> _Task description_:
Return the lines starting at the line that contains "376, 325, 414]" and ending at the line that contains "376, 565, 414]", exactly as they appear.

> _Raw data_:
>> Start

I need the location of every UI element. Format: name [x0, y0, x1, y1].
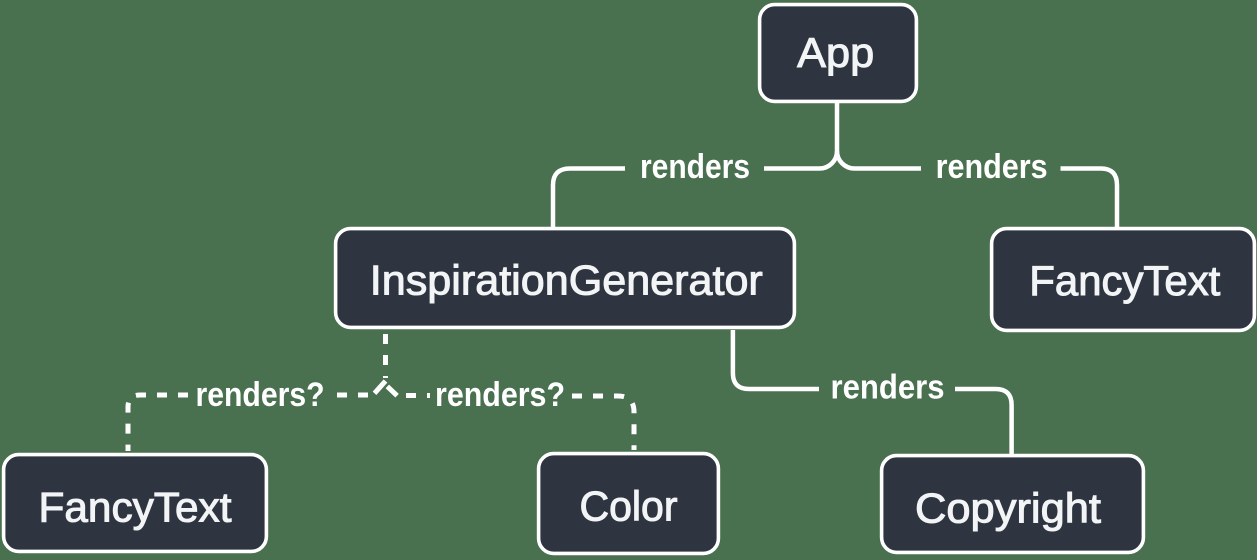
svg-text:renders?: renders?	[196, 376, 325, 414]
svg-text:renders: renders	[831, 369, 945, 407]
svg-text:Copyright: Copyright	[915, 485, 1101, 532]
svg-text:FancyText: FancyText	[39, 484, 232, 531]
svg-text:App: App	[797, 29, 874, 76]
svg-text:renders?: renders?	[435, 376, 565, 414]
svg-text:FancyText: FancyText	[1029, 257, 1220, 304]
svg-text:renders: renders	[936, 148, 1048, 186]
svg-text:renders: renders	[640, 148, 750, 186]
svg-text:Color: Color	[580, 483, 678, 530]
svg-text:InspirationGenerator: InspirationGenerator	[370, 257, 763, 304]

>> End

> _Task answer_:
svg-text:renders?: renders?	[196, 376, 325, 414]
svg-text:renders: renders	[831, 369, 945, 407]
svg-text:Copyright: Copyright	[915, 485, 1101, 532]
svg-text:FancyText: FancyText	[39, 484, 232, 531]
svg-text:App: App	[797, 29, 874, 76]
svg-text:renders?: renders?	[435, 376, 565, 414]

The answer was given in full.